**STATED EXERCISE**
Identify every line in the records below that holds the word "latest", and copy each one.

Annotated element listings:

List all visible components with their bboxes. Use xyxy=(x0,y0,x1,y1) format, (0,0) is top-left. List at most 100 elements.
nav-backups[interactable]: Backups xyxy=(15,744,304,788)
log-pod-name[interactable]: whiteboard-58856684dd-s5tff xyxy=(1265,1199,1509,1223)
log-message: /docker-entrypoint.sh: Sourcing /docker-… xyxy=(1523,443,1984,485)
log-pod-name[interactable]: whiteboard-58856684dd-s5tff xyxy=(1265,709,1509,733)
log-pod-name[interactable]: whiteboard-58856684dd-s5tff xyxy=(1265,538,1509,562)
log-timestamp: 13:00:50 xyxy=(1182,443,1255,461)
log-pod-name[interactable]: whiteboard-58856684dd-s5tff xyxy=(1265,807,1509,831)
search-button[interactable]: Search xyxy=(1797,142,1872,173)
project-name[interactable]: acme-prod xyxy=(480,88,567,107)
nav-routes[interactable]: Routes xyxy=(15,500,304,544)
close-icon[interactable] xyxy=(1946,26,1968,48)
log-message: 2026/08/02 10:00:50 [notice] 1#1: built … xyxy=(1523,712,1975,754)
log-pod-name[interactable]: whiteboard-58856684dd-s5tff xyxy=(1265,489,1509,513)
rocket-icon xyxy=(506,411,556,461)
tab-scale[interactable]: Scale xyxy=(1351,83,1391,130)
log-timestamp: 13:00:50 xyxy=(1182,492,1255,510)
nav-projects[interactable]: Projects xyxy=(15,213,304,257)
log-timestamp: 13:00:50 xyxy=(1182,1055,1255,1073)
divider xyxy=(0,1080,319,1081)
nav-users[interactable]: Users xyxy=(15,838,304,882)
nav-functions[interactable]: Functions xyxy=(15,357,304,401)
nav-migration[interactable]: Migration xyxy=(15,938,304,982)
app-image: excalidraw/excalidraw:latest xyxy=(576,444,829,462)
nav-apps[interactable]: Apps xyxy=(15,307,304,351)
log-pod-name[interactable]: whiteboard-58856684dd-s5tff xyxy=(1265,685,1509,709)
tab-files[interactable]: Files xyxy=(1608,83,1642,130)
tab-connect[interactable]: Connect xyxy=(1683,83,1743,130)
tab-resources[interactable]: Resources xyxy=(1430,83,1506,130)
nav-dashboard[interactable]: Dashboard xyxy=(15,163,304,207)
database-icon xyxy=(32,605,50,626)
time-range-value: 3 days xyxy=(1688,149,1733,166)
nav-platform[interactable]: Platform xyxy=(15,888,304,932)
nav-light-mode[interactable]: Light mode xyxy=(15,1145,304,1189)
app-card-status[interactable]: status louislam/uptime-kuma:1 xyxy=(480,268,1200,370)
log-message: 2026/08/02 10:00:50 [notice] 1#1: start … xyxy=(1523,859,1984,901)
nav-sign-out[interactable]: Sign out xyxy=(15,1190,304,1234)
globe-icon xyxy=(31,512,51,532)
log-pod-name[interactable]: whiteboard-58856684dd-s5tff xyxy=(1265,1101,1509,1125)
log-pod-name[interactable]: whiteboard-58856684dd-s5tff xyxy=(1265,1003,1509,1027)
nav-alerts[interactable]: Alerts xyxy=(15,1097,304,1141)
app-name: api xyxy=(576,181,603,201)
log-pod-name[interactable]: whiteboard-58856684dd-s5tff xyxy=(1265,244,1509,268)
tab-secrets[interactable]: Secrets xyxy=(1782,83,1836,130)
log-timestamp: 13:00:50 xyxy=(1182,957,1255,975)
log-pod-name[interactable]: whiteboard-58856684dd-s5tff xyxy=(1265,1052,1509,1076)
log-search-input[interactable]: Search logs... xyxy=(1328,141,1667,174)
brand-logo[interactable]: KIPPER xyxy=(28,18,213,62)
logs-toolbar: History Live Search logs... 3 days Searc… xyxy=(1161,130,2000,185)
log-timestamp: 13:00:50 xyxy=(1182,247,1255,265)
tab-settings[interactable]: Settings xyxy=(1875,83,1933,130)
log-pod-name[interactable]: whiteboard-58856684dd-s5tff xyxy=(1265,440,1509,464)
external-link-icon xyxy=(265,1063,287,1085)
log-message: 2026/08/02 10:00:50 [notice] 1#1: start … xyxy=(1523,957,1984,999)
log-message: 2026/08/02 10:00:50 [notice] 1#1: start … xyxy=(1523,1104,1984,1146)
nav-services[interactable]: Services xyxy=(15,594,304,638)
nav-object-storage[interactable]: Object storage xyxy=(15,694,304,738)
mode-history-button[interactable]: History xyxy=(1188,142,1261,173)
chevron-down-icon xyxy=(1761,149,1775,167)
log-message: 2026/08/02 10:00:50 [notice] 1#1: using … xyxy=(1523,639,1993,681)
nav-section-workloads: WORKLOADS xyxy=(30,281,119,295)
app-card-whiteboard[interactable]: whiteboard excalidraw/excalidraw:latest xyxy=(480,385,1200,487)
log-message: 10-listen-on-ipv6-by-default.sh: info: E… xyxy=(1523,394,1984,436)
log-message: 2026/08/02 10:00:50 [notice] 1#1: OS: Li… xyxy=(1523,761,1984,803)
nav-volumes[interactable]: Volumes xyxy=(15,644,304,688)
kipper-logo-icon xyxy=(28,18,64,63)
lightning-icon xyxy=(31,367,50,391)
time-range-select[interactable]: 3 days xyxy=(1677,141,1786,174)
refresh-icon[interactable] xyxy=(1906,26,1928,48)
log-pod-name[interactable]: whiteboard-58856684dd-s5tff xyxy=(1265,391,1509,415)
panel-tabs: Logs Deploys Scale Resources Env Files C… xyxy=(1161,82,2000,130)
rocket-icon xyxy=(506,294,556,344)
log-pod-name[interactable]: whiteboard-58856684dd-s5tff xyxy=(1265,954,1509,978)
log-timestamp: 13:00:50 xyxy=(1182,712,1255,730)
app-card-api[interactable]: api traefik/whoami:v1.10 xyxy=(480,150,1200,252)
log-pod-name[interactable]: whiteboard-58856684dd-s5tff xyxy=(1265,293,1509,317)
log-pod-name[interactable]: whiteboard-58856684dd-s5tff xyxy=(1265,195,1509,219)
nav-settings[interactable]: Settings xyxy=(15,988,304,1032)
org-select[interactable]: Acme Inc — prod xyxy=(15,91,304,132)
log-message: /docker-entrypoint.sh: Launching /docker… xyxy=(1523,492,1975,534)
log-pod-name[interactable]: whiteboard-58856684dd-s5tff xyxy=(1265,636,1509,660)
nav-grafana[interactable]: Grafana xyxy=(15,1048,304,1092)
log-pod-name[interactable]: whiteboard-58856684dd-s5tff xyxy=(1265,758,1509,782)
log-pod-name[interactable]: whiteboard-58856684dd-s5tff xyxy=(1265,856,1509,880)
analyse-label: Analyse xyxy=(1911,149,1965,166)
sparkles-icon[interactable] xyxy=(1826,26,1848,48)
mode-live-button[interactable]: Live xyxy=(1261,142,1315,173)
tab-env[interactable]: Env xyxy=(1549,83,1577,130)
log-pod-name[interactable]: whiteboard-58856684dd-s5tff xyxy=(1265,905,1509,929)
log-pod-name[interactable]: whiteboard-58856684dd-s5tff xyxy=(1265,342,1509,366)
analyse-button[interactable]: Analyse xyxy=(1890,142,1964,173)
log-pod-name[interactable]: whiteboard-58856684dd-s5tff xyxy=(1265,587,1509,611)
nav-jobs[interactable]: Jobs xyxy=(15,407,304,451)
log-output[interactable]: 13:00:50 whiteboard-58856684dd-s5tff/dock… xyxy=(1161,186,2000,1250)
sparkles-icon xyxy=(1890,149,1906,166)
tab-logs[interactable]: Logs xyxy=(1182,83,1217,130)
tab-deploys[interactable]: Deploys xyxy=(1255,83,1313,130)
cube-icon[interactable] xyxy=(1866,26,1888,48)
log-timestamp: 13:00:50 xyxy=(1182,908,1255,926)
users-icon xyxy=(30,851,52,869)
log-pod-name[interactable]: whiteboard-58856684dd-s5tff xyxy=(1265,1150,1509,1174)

**RESULT FOR THIS EXERCISE**
app-image: excalidraw/excalidraw:latest xyxy=(576,444,829,462)
app-card-whiteboard[interactable]: whiteboard excalidraw/excalidraw:latest xyxy=(480,385,1200,487)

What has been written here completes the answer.